▶ **EXERCISE INSTRUCTIONS**: Scan the records for the string "cdot"; copy each line where it occurs.

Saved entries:
-- -- --
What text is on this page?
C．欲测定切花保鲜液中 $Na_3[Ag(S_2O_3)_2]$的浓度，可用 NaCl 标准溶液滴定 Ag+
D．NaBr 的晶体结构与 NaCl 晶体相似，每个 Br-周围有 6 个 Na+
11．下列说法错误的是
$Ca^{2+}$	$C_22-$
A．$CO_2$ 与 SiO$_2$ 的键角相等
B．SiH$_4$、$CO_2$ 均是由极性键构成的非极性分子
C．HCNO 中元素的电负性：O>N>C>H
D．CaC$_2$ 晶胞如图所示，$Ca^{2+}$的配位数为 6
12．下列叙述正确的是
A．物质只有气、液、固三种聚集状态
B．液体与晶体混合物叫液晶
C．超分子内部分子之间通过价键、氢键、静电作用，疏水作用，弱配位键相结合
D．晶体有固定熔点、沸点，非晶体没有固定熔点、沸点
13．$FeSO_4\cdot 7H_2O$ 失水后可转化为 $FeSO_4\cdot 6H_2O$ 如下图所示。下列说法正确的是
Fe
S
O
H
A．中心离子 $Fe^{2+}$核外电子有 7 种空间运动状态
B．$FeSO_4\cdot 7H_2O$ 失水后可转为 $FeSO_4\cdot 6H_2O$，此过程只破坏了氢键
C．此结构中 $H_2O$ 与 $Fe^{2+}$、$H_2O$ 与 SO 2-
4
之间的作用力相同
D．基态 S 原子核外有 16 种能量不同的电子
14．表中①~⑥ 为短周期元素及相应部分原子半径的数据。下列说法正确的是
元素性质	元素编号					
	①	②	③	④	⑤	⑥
-- -- --
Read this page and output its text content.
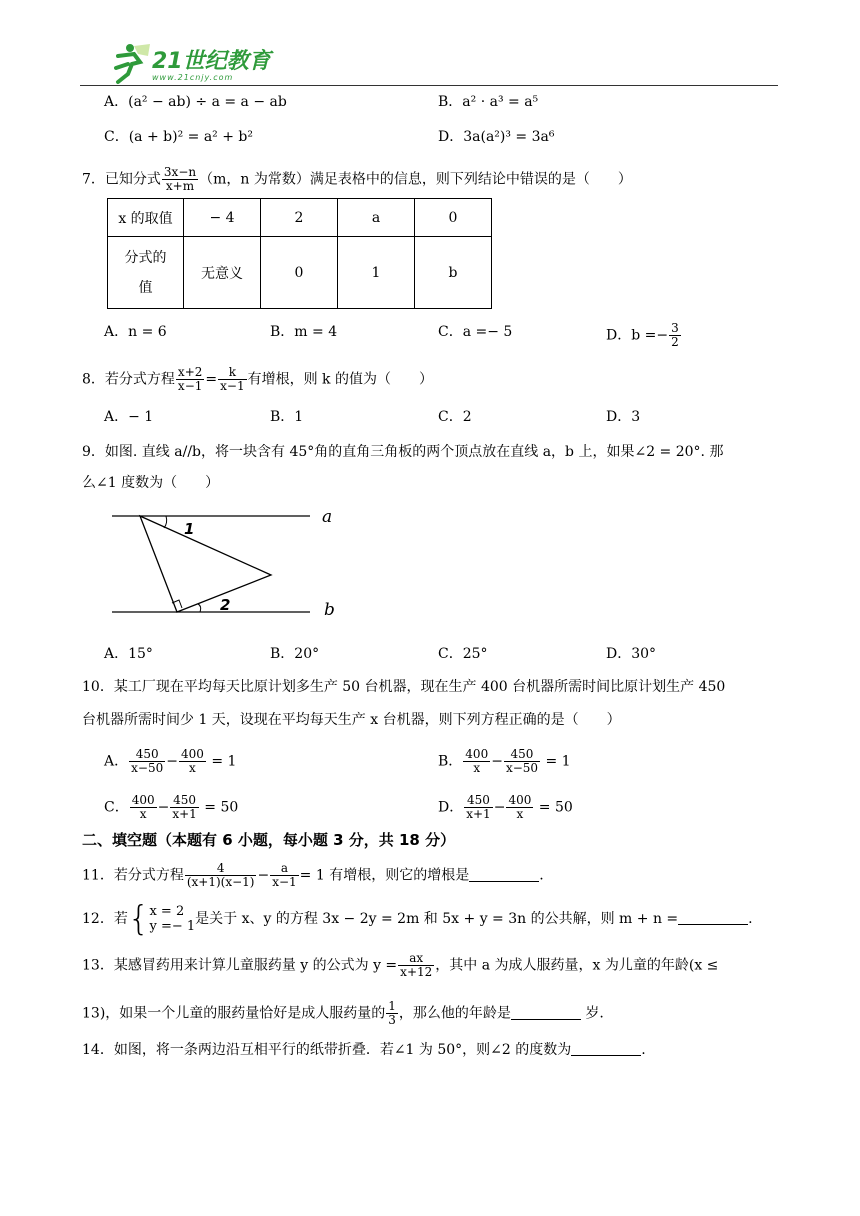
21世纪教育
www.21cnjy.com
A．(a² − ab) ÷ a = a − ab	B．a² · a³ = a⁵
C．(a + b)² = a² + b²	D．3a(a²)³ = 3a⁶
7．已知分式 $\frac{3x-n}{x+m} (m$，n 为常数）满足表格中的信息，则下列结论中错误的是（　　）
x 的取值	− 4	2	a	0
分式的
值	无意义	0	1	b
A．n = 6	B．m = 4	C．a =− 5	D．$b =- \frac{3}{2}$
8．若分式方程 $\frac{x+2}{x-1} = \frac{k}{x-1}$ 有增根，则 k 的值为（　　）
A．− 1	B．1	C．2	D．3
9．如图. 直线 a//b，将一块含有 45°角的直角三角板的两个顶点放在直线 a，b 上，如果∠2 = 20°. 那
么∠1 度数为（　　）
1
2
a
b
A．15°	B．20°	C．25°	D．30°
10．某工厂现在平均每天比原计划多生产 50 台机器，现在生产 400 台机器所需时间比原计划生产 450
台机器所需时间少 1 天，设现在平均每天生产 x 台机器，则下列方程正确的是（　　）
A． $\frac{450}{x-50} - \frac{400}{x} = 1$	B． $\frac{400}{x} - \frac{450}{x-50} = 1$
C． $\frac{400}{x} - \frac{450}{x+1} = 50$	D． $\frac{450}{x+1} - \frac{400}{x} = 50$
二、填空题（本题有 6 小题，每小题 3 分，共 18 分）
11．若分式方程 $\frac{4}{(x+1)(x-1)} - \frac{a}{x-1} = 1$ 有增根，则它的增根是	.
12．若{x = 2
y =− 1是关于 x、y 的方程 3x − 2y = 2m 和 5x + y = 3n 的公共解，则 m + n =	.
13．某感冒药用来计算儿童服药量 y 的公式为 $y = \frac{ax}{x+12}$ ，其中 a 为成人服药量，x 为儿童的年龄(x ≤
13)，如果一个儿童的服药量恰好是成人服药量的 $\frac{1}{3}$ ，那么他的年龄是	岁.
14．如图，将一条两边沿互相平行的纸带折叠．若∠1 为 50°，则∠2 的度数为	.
-- -- --
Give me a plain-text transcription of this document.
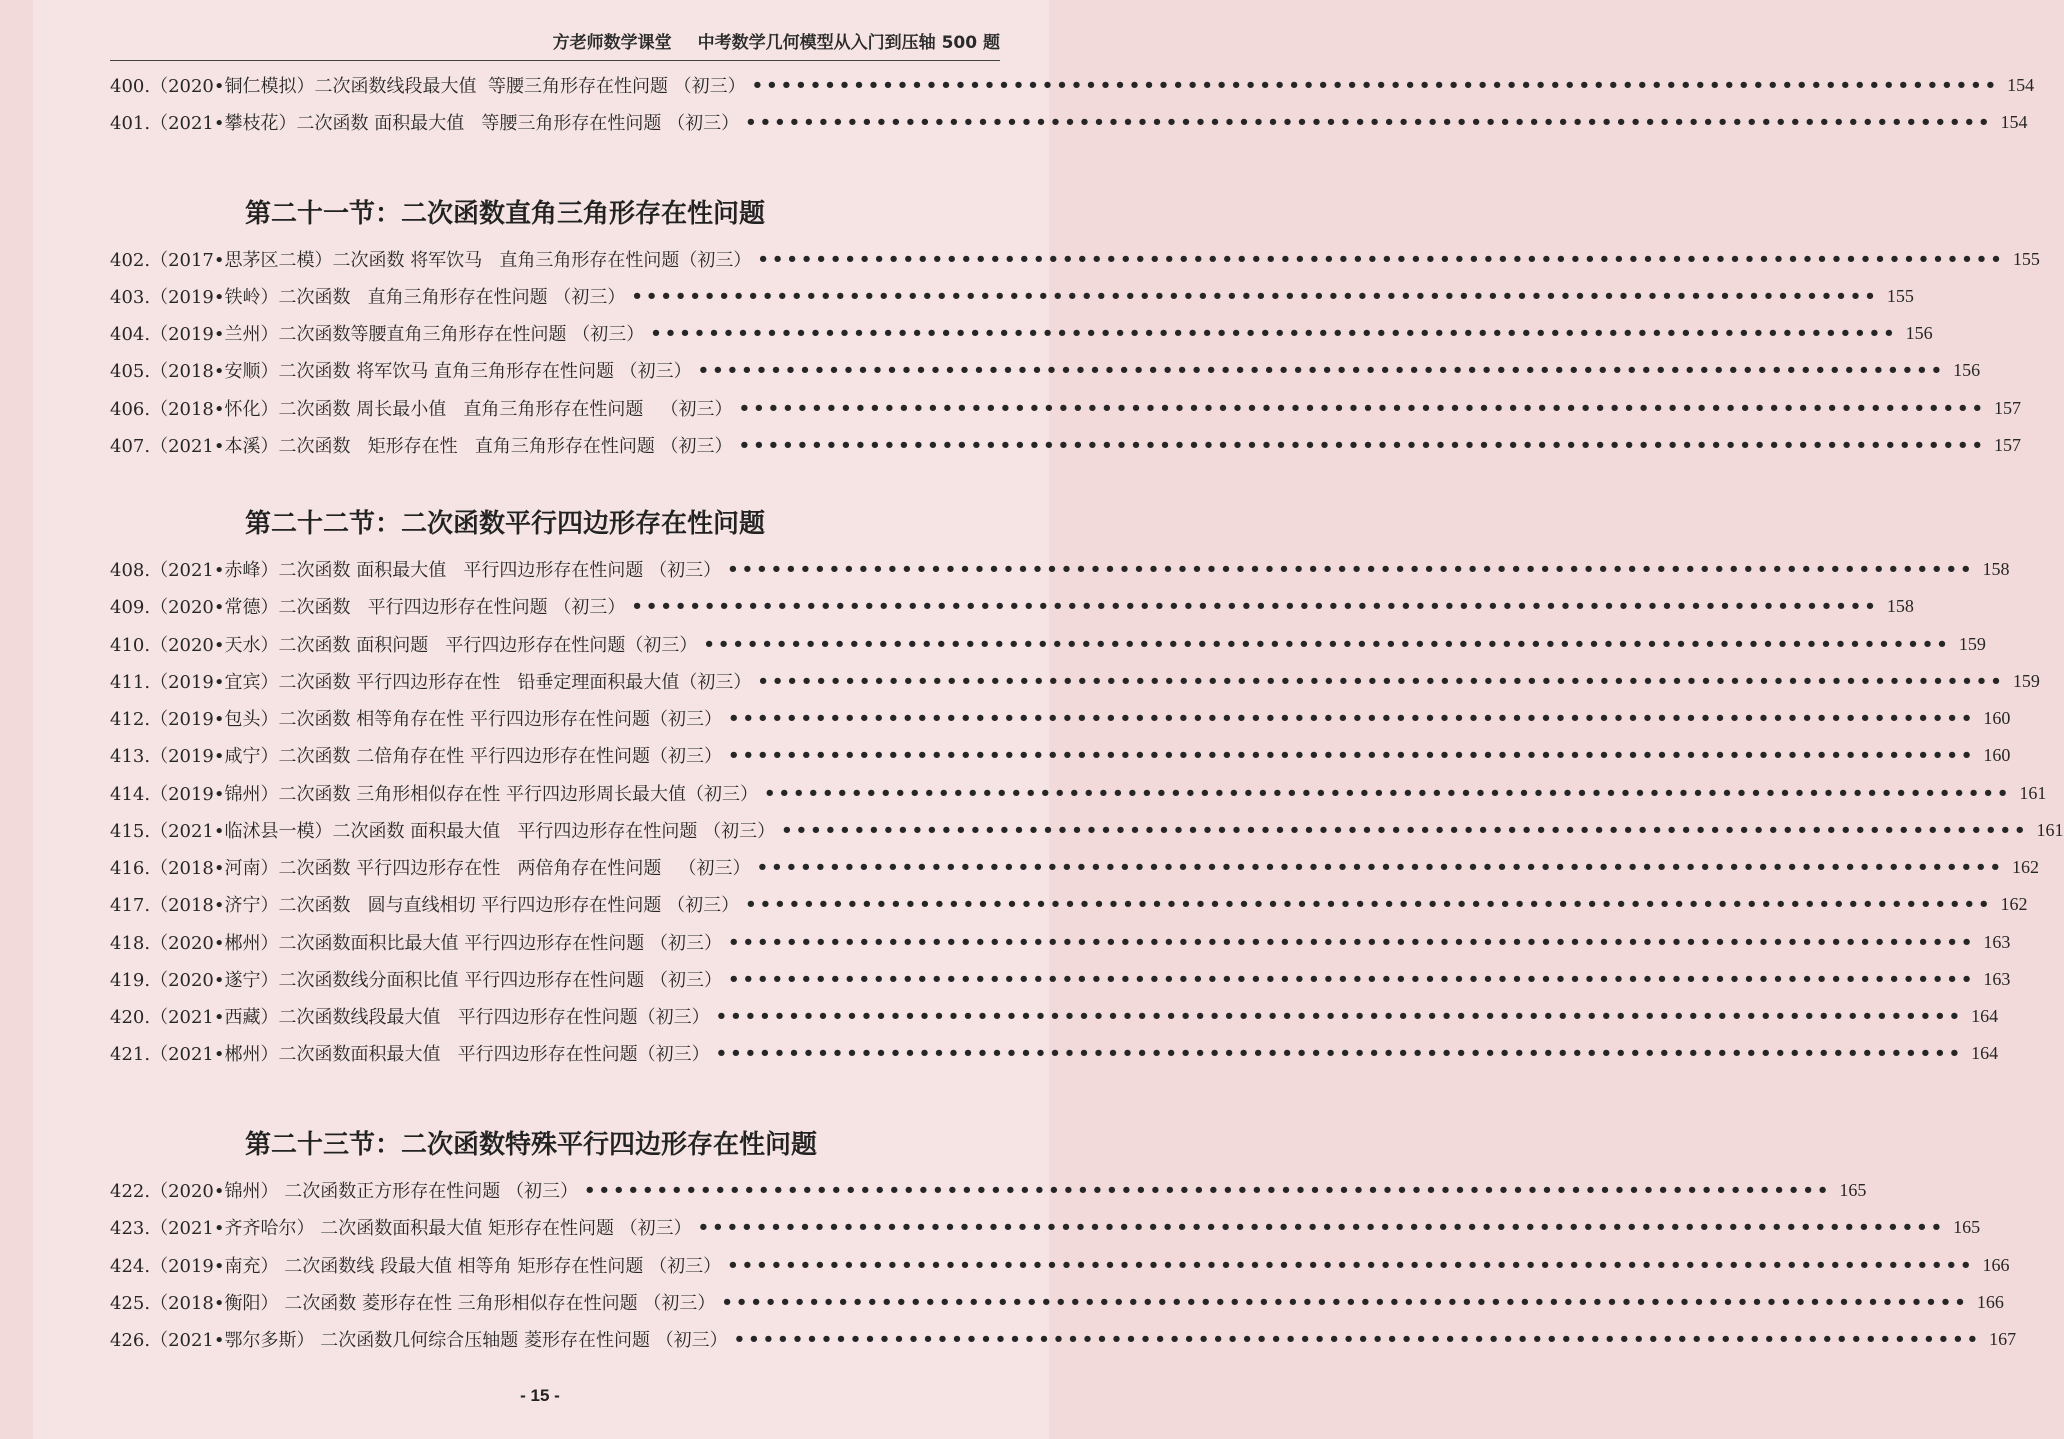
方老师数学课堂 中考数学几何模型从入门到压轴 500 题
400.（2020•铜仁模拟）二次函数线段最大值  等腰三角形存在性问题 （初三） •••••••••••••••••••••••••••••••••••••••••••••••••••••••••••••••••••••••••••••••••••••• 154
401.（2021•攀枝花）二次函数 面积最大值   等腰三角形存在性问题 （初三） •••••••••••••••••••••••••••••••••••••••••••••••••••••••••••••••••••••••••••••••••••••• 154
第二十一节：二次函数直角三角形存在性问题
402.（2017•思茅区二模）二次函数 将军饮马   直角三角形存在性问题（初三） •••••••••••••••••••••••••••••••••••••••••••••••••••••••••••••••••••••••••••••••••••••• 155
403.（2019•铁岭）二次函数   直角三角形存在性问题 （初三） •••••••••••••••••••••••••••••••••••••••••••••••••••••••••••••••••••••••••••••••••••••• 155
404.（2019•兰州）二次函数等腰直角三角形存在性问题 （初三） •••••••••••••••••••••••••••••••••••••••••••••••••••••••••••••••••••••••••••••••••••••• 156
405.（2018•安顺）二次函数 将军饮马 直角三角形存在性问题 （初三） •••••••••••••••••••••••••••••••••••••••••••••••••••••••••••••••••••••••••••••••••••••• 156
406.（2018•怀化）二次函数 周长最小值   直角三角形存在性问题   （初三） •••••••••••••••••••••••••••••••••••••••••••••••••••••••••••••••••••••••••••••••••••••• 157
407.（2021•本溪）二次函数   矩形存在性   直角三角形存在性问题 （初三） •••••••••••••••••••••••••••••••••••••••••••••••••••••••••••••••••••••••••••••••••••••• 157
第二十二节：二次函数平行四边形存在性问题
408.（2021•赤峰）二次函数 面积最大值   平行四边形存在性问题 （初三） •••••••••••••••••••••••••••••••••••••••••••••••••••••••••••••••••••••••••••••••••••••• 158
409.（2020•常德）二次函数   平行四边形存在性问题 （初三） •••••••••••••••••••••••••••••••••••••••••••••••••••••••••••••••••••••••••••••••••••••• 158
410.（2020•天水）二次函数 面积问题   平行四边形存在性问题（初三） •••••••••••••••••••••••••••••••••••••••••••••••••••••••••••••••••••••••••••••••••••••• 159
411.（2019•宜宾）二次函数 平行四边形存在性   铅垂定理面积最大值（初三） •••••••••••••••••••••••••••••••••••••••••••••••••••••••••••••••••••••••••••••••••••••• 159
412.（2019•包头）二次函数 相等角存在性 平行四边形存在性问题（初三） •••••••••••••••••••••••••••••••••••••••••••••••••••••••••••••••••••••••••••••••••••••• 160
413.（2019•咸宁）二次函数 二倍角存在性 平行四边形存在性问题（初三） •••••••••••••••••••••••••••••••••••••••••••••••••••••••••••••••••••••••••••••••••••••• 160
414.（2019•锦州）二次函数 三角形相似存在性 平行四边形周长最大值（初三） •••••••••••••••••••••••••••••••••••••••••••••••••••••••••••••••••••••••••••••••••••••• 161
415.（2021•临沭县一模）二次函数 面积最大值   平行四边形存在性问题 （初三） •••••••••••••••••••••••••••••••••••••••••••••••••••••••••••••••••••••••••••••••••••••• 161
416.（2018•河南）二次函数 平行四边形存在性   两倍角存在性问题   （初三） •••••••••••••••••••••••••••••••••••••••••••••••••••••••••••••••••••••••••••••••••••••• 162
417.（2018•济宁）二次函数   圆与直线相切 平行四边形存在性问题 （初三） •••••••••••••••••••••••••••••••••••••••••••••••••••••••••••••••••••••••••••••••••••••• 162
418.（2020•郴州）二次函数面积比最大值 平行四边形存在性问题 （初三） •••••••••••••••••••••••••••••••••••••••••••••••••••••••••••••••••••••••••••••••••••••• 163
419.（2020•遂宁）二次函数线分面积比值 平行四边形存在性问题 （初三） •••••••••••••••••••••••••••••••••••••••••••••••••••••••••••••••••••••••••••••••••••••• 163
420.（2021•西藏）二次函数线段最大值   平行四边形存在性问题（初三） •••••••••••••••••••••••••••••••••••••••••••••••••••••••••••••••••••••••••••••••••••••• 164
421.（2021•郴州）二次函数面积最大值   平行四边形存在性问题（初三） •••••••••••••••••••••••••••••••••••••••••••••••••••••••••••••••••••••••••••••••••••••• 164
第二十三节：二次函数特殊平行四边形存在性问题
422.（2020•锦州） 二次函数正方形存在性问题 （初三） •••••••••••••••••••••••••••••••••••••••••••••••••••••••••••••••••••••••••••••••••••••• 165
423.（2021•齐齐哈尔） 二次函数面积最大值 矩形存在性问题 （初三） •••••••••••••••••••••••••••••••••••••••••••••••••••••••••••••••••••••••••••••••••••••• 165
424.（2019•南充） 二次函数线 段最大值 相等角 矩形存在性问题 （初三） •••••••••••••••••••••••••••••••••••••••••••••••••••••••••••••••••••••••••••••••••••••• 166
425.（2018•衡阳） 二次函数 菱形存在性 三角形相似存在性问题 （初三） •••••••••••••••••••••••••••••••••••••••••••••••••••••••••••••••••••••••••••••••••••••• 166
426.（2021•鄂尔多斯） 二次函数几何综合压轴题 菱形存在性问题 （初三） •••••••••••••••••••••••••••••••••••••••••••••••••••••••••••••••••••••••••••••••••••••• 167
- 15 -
-- -- --
▶ **ANSWER FOR THE TASK**:
13．$FeSO_4\cdot 7H_2O$ 失水后可转化为 $FeSO_4\cdot 6H_2O$ 如下图所示。下列说法正确的是
B．$FeSO_4\cdot 7H_2O$ 失水后可转为 $FeSO_4\cdot 6H_2O$，此过程只破坏了氢键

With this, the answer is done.